-- begin --
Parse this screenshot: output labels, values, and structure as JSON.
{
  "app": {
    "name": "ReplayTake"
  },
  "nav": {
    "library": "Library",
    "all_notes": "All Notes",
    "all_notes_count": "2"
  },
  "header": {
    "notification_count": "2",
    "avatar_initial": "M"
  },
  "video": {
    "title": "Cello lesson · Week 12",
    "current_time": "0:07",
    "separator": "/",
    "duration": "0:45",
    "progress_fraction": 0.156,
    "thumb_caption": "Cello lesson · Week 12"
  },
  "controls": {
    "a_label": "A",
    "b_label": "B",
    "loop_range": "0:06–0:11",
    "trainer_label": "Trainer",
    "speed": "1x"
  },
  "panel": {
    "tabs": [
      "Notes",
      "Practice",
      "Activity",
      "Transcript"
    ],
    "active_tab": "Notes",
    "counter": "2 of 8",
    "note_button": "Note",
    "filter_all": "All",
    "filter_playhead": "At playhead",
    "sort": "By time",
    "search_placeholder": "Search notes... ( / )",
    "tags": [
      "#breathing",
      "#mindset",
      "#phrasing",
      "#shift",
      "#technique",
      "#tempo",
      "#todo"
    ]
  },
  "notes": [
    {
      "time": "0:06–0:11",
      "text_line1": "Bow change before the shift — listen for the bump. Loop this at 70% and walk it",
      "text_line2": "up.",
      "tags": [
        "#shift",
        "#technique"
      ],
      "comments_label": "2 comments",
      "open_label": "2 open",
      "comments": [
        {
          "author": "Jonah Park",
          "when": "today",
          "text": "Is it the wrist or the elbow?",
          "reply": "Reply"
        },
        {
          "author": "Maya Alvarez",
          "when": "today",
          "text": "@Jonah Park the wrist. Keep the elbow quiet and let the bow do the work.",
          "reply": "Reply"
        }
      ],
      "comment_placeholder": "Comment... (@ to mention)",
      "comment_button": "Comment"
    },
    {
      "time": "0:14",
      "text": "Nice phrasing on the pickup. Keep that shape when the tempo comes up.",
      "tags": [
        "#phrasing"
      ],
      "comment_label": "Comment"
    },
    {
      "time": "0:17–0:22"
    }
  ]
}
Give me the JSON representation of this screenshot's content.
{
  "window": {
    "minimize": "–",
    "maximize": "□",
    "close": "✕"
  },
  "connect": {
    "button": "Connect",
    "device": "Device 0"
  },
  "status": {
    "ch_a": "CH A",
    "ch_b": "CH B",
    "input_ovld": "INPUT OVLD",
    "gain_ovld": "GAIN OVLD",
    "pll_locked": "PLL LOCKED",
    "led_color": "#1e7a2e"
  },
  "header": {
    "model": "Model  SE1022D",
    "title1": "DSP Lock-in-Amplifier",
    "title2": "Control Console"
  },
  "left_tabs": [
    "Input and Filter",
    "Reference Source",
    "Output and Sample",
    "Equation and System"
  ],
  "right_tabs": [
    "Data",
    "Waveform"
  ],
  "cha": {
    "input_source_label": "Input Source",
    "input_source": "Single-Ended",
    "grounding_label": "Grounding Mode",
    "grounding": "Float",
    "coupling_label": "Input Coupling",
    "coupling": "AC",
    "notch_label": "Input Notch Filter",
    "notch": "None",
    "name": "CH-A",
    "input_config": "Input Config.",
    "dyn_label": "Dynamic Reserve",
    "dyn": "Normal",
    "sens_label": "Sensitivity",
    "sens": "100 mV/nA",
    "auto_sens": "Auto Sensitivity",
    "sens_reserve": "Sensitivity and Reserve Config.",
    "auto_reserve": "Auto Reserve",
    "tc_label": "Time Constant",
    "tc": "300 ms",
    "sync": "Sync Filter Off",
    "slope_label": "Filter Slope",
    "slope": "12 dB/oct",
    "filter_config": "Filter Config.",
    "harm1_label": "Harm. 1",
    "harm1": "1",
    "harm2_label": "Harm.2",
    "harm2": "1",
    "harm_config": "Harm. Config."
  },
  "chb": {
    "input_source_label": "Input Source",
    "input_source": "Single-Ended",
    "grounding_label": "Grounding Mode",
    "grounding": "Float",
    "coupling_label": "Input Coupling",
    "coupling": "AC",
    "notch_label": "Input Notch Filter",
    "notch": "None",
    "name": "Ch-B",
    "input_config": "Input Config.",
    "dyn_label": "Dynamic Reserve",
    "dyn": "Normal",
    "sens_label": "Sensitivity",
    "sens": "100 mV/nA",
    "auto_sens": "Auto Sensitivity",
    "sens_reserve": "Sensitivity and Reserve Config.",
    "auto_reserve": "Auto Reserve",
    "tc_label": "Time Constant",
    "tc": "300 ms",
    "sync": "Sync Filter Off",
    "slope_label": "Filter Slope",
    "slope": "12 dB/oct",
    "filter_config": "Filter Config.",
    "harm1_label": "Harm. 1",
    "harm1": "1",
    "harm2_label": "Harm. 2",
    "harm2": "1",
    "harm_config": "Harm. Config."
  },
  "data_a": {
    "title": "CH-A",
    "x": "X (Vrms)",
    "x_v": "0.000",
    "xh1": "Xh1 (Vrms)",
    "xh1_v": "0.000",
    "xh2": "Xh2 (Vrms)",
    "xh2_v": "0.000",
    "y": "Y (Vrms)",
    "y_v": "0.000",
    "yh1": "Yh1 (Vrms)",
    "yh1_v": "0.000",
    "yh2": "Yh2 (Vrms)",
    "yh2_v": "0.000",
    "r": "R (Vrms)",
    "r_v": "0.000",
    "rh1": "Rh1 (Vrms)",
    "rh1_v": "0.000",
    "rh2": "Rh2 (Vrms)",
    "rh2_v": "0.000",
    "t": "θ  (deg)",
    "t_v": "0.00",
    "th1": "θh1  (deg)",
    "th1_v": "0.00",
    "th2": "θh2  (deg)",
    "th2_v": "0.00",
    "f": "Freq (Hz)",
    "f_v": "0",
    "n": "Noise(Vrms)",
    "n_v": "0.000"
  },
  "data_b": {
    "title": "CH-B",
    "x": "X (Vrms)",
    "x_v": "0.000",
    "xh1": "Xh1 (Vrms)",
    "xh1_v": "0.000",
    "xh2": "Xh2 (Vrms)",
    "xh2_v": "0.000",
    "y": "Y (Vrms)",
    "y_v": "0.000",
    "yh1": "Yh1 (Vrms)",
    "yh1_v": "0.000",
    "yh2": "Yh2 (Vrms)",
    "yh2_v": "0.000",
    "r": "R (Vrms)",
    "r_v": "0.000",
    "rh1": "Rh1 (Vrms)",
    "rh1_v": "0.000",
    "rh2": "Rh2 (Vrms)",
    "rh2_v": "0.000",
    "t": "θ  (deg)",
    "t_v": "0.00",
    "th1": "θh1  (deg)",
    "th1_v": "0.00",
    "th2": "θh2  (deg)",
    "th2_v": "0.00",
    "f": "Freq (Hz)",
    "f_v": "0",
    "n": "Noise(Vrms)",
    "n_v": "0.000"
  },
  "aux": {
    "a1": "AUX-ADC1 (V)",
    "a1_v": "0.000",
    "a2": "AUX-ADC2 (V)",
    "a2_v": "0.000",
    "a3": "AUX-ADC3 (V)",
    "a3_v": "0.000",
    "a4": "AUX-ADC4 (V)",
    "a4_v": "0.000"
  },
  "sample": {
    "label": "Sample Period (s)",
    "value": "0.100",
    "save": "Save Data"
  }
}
-- end --
Copy out each line in the preceding records that contains "shift".

(Response to the task)
      "#shift",
      "text_line1": "Bow change before the shift — listen for the bump. Loop this at 70% and walk it",
        "#shift",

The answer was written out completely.